WHAT IS NEEDED |
Below are the records; copy each line in them that holds the word "pacific".
>> Start
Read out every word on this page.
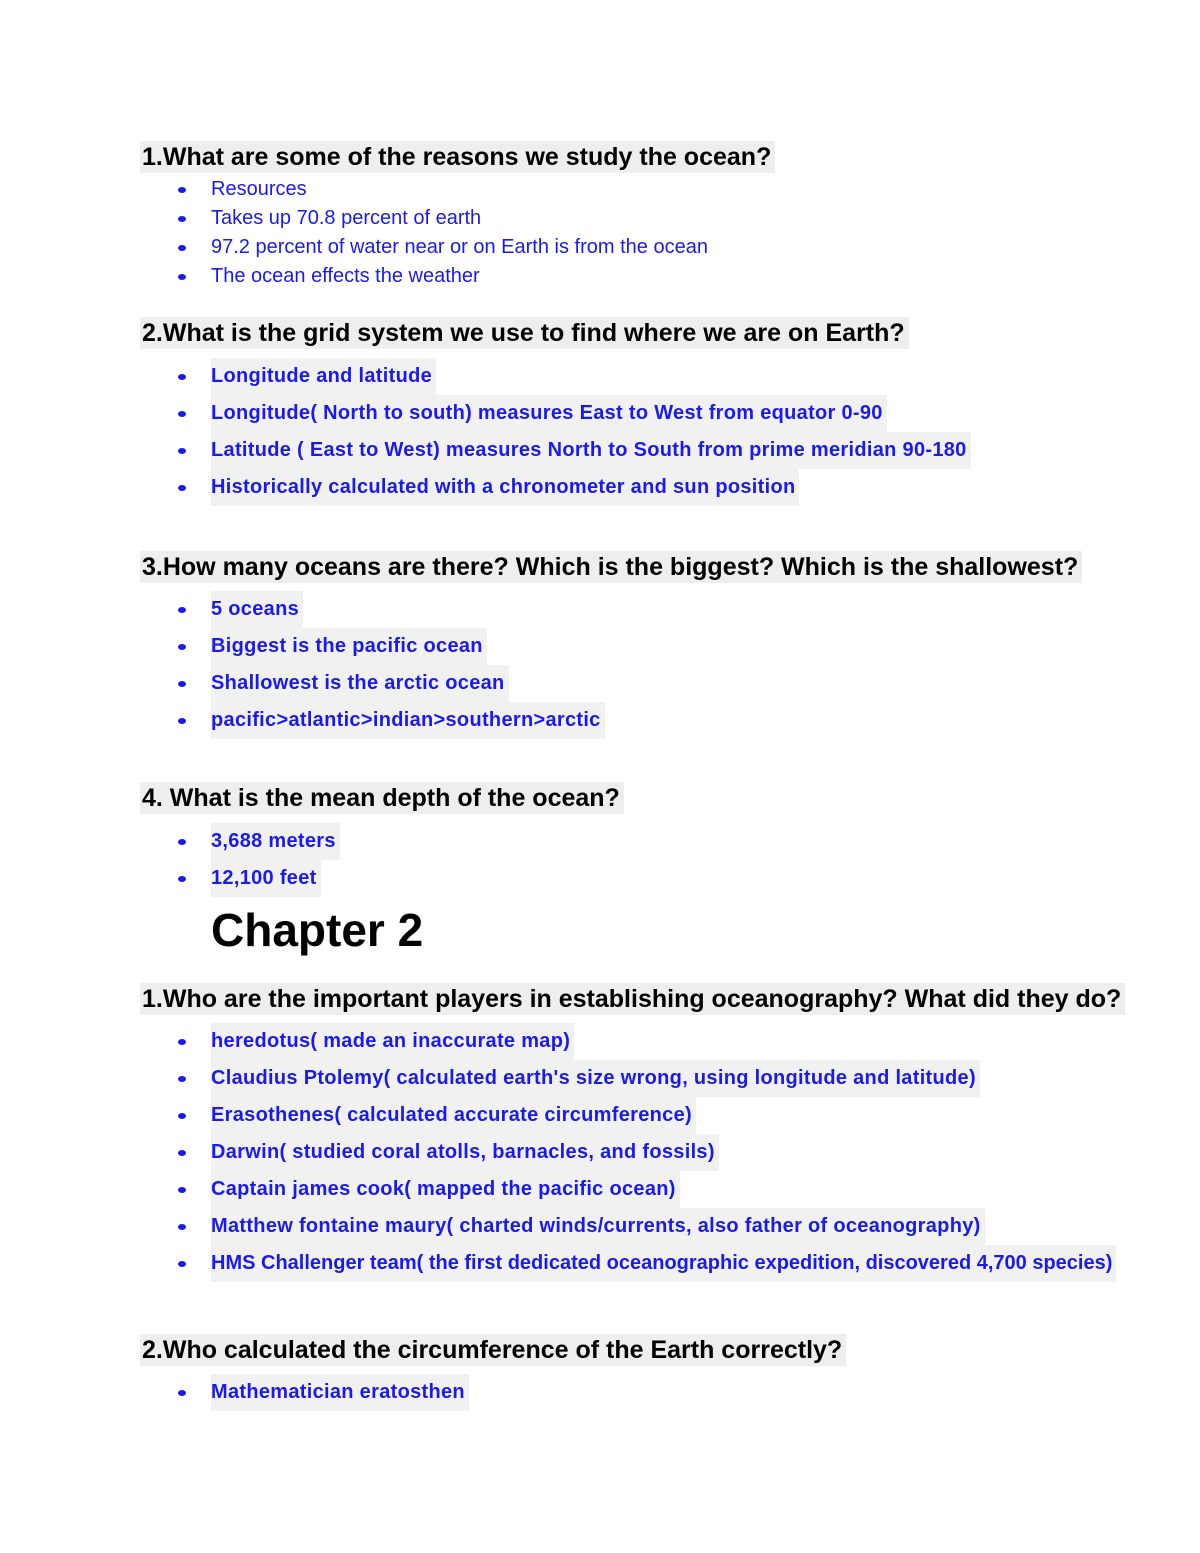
1.What are some of the reasons we study the ocean?
Resources
Takes up 70.8 percent of earth
97.2 percent of water near or on Earth is from the ocean
The ocean effects the weather
2.What is the grid system we use to find where we are on Earth?
Longitude and latitude
Longitude( North to south) measures East to West from equator 0-90
Latitude ( East to West) measures North to South from prime meridian 90-180
Historically calculated with a chronometer and sun position
3.How many oceans are there? Which is the biggest? Which is the shallowest?
5 oceans
Biggest is the pacific ocean
Shallowest is the arctic ocean
pacific>atlantic>indian>southern>arctic
4. What is the mean depth of the ocean?
3,688 meters
12,100 feet
Chapter 2
1.Who are the important players in establishing oceanography? What did they do?
heredotus( made an inaccurate map)
Claudius Ptolemy( calculated earth's size wrong, using longitude and latitude)
Erasothenes( calculated accurate circumference)
Darwin( studied coral atolls, barnacles, and fossils)
Captain james cook( mapped the pacific ocean)
Matthew fontaine maury( charted winds/currents, also father of oceanography)
HMS Challenger team( the first dedicated oceanographic expedition, discovered 4,700 species)
2.Who calculated the circumference of the Earth correctly?
Mathematician eratosthen
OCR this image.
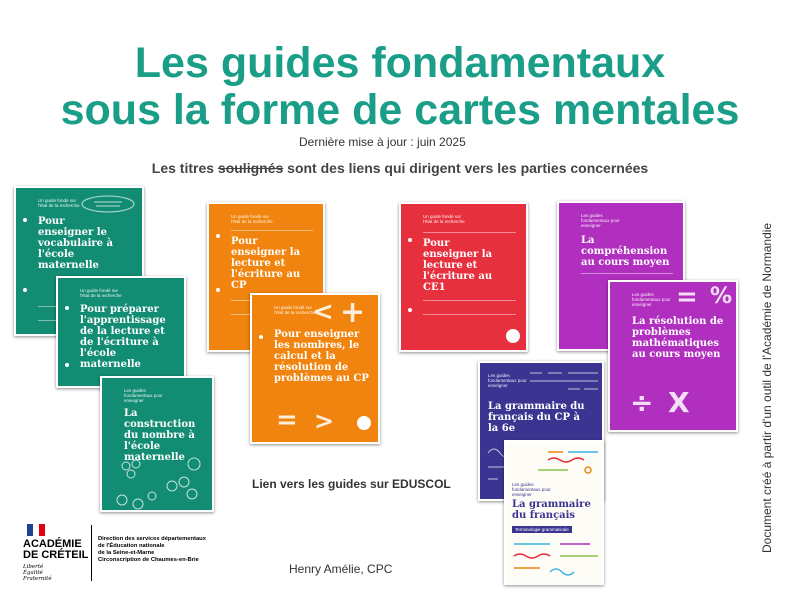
Les guides fondamentaux
sous la forme de cartes mentales
Dernière mise à jour : juin 2025
Les titres soulignés sont des liens qui dirigent vers les parties concernées
Un guide fondé sur l'état de la recherche
Pour enseigner le vocabulaire à l'école maternelle
Un guide fondé sur l'état de la recherche
Pour préparer l'apprentissage de la lecture et de l'écriture à l'école maternelle
Les guides fondamentaux pour enseigner
La construction du nombre à l'école maternelle
Un guide fondé sur l'état de la recherche
Pour enseigner la lecture et l'écriture au CP
Un guide fondé sur l'état de la recherche
Pour enseigner les nombres, le calcul et la résolution de problèmes au CP
< +
= >
Un guide fondé sur l'état de la recherche
Pour enseigner la lecture et l'écriture au CE1
Les guides fondamentaux pour enseigner
La compréhension au cours moyen
Les guides fondamentaux pour enseigner = %
La résolution de problèmes mathématiques au cours moyen
÷ X
Les guides fondamentaux pour enseigner
La grammaire du français du CP à la 6e
Les guides fondamentaux pour enseigner
La grammaire du français
Terminologie grammaticale
Lien vers les guides sur EDUSCOL
Henry Amélie, CPC
Document créé à partir d'un outil de l'Académie de Normandie
ACADÉMIE
DE CRÉTEIL
Liberté
Égalité
Fraternité
Direction des services départementaux
de l'Éducation nationale
de la Seine-et-Marne
Circonscription de Chaumes-en-Brie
>> End
OUTPUT BELOW |
Biggest is the pacific ocean
pacific>atlantic>indian>southern>arctic
Captain james cook( mapped the pacific ocean)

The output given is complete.